● WHAT TO PRODUCE
Every record that follows should be printed verbatim.
** Begin **
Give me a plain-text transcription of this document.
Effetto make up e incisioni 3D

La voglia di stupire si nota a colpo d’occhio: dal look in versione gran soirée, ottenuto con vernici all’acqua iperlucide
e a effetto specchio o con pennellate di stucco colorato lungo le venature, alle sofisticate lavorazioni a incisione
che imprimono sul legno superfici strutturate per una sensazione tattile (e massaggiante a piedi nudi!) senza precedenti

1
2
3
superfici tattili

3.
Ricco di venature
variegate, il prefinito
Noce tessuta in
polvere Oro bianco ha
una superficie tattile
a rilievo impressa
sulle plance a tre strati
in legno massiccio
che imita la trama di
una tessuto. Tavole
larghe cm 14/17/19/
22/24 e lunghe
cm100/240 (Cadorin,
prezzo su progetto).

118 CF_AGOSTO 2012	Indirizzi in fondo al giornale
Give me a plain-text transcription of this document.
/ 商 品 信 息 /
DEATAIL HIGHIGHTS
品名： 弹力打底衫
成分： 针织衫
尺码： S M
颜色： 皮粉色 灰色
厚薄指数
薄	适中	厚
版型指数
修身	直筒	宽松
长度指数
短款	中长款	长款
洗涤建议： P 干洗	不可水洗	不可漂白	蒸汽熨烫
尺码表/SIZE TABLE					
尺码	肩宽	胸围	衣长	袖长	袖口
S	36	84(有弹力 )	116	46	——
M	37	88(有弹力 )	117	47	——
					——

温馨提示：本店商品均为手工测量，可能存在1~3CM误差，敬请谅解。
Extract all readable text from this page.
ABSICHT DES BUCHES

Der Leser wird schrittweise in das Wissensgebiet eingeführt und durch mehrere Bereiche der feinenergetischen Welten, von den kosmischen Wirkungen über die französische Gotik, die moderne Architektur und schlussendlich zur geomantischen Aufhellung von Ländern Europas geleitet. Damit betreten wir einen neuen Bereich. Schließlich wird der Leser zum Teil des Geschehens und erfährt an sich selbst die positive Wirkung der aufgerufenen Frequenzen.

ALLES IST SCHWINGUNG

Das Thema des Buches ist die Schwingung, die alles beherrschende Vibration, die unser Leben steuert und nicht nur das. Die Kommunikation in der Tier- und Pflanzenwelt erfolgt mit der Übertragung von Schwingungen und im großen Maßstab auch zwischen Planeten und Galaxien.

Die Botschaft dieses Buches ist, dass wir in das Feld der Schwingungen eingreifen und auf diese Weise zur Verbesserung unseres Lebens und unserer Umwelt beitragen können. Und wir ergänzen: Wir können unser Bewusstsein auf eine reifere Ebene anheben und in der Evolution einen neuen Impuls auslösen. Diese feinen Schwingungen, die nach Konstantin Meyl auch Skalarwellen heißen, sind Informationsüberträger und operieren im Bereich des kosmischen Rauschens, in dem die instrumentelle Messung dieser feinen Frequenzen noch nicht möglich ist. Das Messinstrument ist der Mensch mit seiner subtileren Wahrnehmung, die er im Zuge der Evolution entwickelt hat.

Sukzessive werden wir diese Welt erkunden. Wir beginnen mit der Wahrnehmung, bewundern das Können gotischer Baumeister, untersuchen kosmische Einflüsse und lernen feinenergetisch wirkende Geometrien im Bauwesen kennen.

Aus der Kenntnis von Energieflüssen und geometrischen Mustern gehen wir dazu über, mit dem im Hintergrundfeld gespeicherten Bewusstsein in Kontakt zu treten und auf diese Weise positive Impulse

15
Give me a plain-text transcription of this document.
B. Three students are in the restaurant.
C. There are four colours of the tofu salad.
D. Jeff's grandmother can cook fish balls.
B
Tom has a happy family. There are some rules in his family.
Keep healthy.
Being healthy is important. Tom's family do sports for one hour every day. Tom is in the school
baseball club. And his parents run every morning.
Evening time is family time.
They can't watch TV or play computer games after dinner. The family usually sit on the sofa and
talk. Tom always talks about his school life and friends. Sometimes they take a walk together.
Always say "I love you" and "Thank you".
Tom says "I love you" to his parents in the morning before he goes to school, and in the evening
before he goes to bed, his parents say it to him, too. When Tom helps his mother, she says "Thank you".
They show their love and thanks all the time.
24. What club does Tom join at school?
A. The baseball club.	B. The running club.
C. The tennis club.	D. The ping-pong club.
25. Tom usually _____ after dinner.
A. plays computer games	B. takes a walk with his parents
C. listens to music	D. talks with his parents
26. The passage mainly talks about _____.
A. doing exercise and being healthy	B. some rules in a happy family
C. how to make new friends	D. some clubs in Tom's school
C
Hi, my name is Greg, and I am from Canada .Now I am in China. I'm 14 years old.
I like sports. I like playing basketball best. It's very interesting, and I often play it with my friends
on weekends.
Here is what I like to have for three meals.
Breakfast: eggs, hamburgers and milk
** End **
● COMPLETE ANSWER
Give me a plain-text transcription of this document.
Effetto make up e incisioni 3D

La voglia di stupire si nota a colpo d’occhio: dal look in versione gran soirée, ottenuto con vernici all’acqua iperlucide
e a effetto specchio o con pennellate di stucco colorato lungo le venature, alle sofisticate lavorazioni a incisione
che imprimono sul legno superfici strutturate per una sensazione tattile (e massaggiante a piedi nudi!) senza precedenti

1
2
3
superfici tattili

3.
Ricco di venature
variegate, il prefinito
Noce tessuta in
polvere Oro bianco ha
una superficie tattile
a rilievo impressa
sulle plance a tre strati
in legno massiccio
che imita la trama di
una tessuto. Tavole
larghe cm 14/17/19/
22/24 e lunghe
cm100/240 (Cadorin,
prezzo su progetto).

118 CF_AGOSTO 2012	Indirizzi in fondo al giornale
Give me a plain-text transcription of this document.
/ 商 品 信 息 /
DEATAIL HIGHIGHTS
品名： 弹力打底衫
成分： 针织衫
尺码： S M
颜色： 皮粉色 灰色
厚薄指数
薄	适中	厚
版型指数
修身	直筒	宽松
长度指数
短款	中长款	长款
洗涤建议： P 干洗	不可水洗	不可漂白	蒸汽熨烫
尺码表/SIZE TABLE					
尺码	肩宽	胸围	衣长	袖长	袖口
S	36	84(有弹力 )	116	46	——
M	37	88(有弹力 )	117	47	——
					——

温馨提示：本店商品均为手工测量，可能存在1~3CM误差，敬请谅解。
Extract all readable text from this page.
ABSICHT DES BUCHES

Der Leser wird schrittweise in das Wissensgebiet eingeführt und durch mehrere Bereiche der feinenergetischen Welten, von den kosmischen Wirkungen über die französische Gotik, die moderne Architektur und schlussendlich zur geomantischen Aufhellung von Ländern Europas geleitet. Damit betreten wir einen neuen Bereich. Schließlich wird der Leser zum Teil des Geschehens und erfährt an sich selbst die positive Wirkung der aufgerufenen Frequenzen.

ALLES IST SCHWINGUNG

Das Thema des Buches ist die Schwingung, die alles beherrschende Vibration, die unser Leben steuert und nicht nur das. Die Kommunikation in der Tier- und Pflanzenwelt erfolgt mit der Übertragung von Schwingungen und im großen Maßstab auch zwischen Planeten und Galaxien.

Die Botschaft dieses Buches ist, dass wir in das Feld der Schwingungen eingreifen und auf diese Weise zur Verbesserung unseres Lebens und unserer Umwelt beitragen können. Und wir ergänzen: Wir können unser Bewusstsein auf eine reifere Ebene anheben und in der Evolution einen neuen Impuls auslösen. Diese feinen Schwingungen, die nach Konstantin Meyl auch Skalarwellen heißen, sind Informationsüberträger und operieren im Bereich des kosmischen Rauschens, in dem die instrumentelle Messung dieser feinen Frequenzen noch nicht möglich ist. Das Messinstrument ist der Mensch mit seiner subtileren Wahrnehmung, die er im Zuge der Evolution entwickelt hat.

Sukzessive werden wir diese Welt erkunden. Wir beginnen mit der Wahrnehmung, bewundern das Können gotischer Baumeister, untersuchen kosmische Einflüsse und lernen feinenergetisch wirkende Geometrien im Bauwesen kennen.

Aus der Kenntnis von Energieflüssen und geometrischen Mustern gehen wir dazu über, mit dem im Hintergrundfeld gespeicherten Bewusstsein in Kontakt zu treten und auf diese Weise positive Impulse

15
Give me a plain-text transcription of this document.
B. Three students are in the restaurant.
C. There are four colours of the tofu salad.
D. Jeff's grandmother can cook fish balls.
B
Tom has a happy family. There are some rules in his family.
Keep healthy.
Being healthy is important. Tom's family do sports for one hour every day. Tom is in the school
baseball club. And his parents run every morning.
Evening time is family time.
They can't watch TV or play computer games after dinner. The family usually sit on the sofa and
talk. Tom always talks about his school life and friends. Sometimes they take a walk together.
Always say "I love you" and "Thank you".
Tom says "I love you" to his parents in the morning before he goes to school, and in the evening
before he goes to bed, his parents say it to him, too. When Tom helps his mother, she says "Thank you".
They show their love and thanks all the time.
24. What club does Tom join at school?
A. The baseball club.	B. The running club.
C. The tennis club.	D. The ping-pong club.
25. Tom usually _____ after dinner.
A. plays computer games	B. takes a walk with his parents
C. listens to music	D. talks with his parents
26. The passage mainly talks about _____.
A. doing exercise and being healthy	B. some rules in a happy family
C. how to make new friends	D. some clubs in Tom's school
C
Hi, my name is Greg, and I am from Canada .Now I am in China. I'm 14 years old.
I like sports. I like playing basketball best. It's very interesting, and I often play it with my friends
on weekends.
Here is what I like to have for three meals.
Breakfast: eggs, hamburgers and milk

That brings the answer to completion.